PROBLEM
Format as a JSON array of strings, one string per line, every line in the entries from the one containing "122, 978, 148]" down to the one containing "256, 1234, 284]", both included. Leave out blank lines.

Recorded data
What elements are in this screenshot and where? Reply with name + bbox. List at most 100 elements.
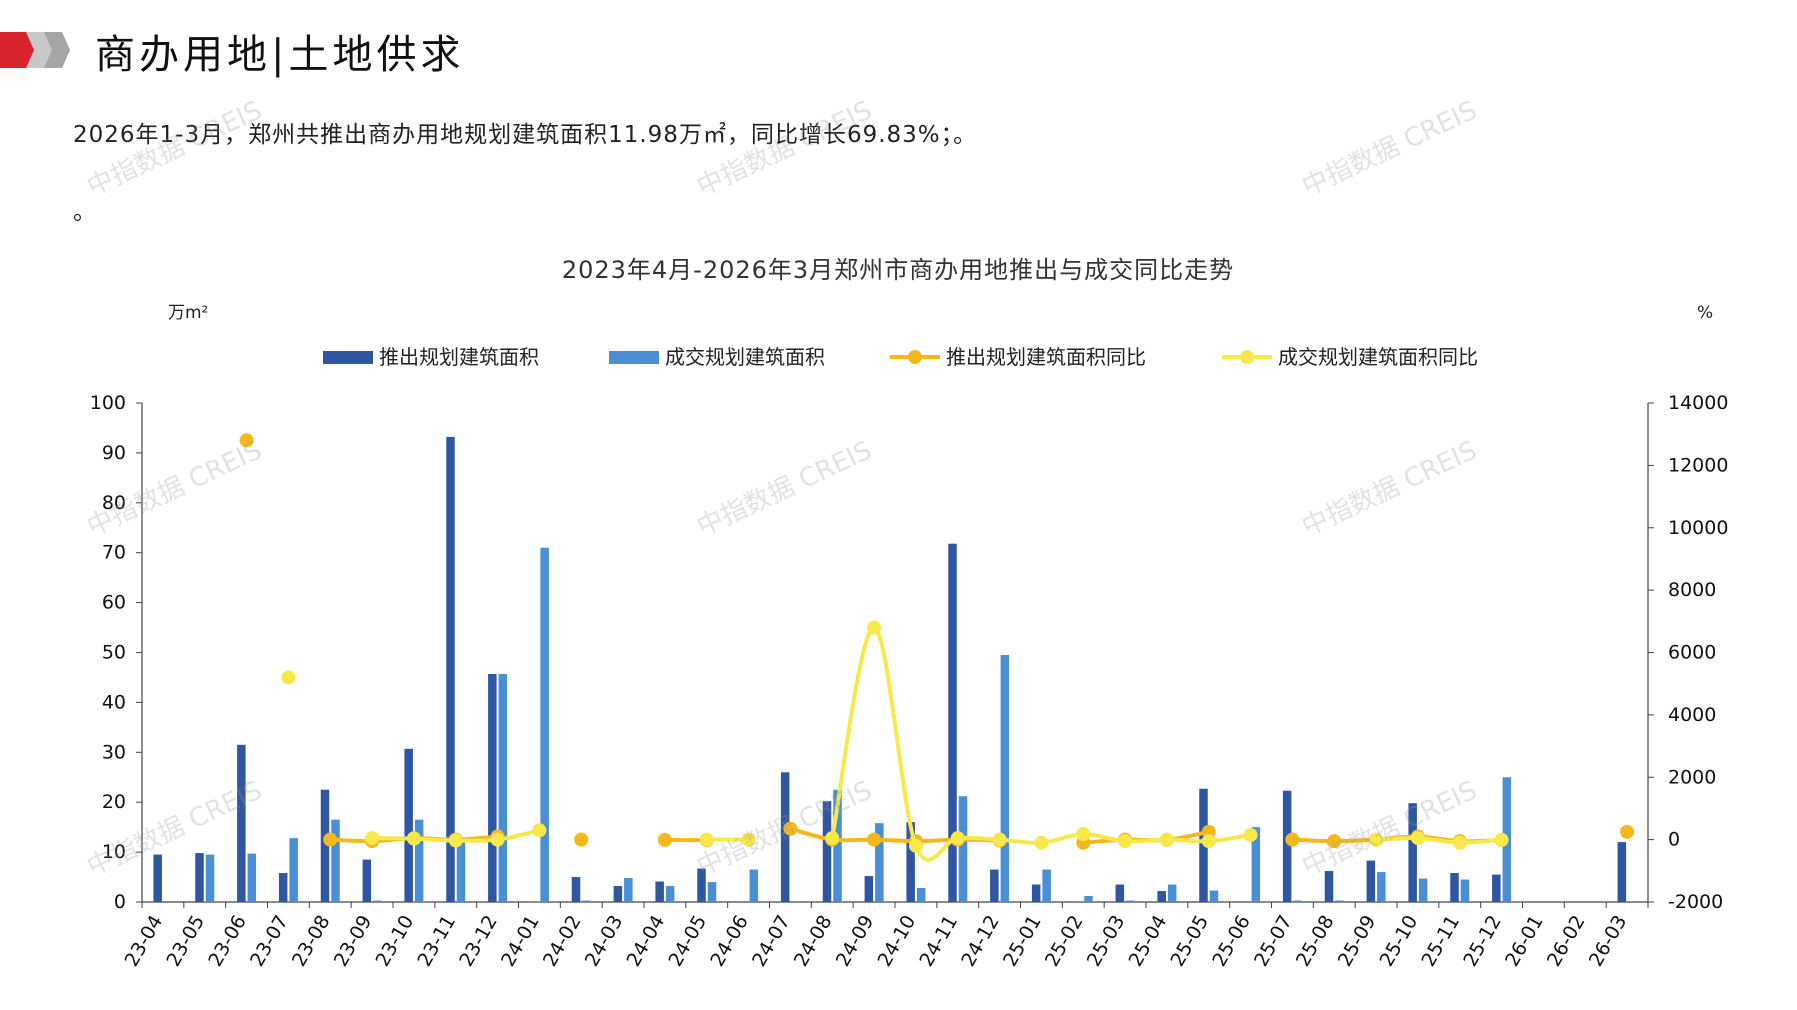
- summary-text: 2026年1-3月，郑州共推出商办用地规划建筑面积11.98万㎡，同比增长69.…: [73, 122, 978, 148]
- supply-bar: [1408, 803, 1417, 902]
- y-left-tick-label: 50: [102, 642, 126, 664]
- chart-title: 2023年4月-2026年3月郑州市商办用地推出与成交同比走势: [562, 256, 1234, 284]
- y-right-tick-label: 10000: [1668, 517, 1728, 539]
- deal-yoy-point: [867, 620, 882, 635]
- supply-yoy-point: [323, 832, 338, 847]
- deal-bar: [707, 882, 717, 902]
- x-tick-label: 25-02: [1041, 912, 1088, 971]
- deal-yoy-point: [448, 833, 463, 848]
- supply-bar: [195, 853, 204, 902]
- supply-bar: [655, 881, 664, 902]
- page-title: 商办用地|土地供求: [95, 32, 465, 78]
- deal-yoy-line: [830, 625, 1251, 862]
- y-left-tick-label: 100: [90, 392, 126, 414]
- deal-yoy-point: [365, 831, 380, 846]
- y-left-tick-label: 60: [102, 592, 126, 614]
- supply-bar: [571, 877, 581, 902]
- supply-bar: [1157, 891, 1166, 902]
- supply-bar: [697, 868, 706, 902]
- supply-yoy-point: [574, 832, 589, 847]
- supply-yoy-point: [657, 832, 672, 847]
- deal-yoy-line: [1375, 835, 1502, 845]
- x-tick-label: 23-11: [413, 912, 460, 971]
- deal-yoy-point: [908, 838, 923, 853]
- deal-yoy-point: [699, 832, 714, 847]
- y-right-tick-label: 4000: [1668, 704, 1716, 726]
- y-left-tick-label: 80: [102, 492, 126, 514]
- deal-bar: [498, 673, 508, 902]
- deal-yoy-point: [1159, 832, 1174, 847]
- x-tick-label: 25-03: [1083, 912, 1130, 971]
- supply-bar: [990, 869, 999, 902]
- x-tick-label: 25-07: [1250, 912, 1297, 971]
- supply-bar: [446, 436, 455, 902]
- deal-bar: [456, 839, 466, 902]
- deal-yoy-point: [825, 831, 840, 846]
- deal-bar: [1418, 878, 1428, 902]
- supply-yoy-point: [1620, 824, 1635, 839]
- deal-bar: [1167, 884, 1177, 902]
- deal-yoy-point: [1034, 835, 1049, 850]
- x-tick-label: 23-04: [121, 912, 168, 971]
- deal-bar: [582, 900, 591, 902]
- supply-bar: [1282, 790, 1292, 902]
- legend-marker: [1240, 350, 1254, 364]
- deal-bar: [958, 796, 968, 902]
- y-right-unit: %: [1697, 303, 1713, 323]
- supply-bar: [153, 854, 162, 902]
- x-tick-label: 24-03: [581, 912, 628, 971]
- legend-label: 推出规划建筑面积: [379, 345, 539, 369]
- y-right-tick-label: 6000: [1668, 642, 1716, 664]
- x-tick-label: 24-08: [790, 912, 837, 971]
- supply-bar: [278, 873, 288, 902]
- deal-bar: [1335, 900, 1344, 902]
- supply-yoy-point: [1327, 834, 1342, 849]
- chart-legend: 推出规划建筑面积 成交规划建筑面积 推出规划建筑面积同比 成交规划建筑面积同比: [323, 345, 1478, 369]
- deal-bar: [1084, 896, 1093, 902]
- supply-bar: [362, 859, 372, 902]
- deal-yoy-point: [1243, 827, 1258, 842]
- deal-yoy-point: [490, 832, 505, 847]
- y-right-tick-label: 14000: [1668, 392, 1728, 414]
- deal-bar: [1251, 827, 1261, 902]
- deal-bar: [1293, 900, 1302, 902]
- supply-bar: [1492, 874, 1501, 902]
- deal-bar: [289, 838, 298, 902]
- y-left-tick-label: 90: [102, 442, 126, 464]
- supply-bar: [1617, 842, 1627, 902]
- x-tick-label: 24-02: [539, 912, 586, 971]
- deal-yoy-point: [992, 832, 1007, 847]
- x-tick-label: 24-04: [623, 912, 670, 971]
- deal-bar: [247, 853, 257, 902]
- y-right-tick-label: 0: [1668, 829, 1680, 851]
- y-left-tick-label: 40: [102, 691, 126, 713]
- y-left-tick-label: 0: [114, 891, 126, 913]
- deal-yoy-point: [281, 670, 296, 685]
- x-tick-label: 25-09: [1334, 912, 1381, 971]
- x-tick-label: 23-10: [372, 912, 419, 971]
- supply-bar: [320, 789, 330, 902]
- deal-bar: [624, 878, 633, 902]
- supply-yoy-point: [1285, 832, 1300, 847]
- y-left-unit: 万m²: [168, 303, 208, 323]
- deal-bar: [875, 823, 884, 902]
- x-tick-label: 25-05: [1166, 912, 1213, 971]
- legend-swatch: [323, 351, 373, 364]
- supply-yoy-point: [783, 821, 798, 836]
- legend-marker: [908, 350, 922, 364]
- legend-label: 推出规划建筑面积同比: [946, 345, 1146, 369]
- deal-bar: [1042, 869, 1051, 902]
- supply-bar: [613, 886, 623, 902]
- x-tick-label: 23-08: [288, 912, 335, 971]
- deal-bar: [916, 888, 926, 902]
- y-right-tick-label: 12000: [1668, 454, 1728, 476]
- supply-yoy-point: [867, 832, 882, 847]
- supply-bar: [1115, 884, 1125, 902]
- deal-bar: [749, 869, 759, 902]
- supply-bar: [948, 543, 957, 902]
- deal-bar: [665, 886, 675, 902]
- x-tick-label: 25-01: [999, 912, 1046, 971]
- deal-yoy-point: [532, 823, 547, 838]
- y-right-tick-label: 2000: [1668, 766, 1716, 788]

TASK RESULT
[
  "- summary-text: 2026年1-3月，郑州共推出商办用地规划建筑面积11.98万㎡，同比增长69.…: [73, 122, 978, 148]",
  "- supply-bar: [1408, 803, 1417, 902]",
  "- y-left-tick-label: 50: [102, 642, 126, 664]",
  "- chart-title: 2023年4月-2026年3月郑州市商办用地推出与成交同比走势: [562, 256, 1234, 284]"
]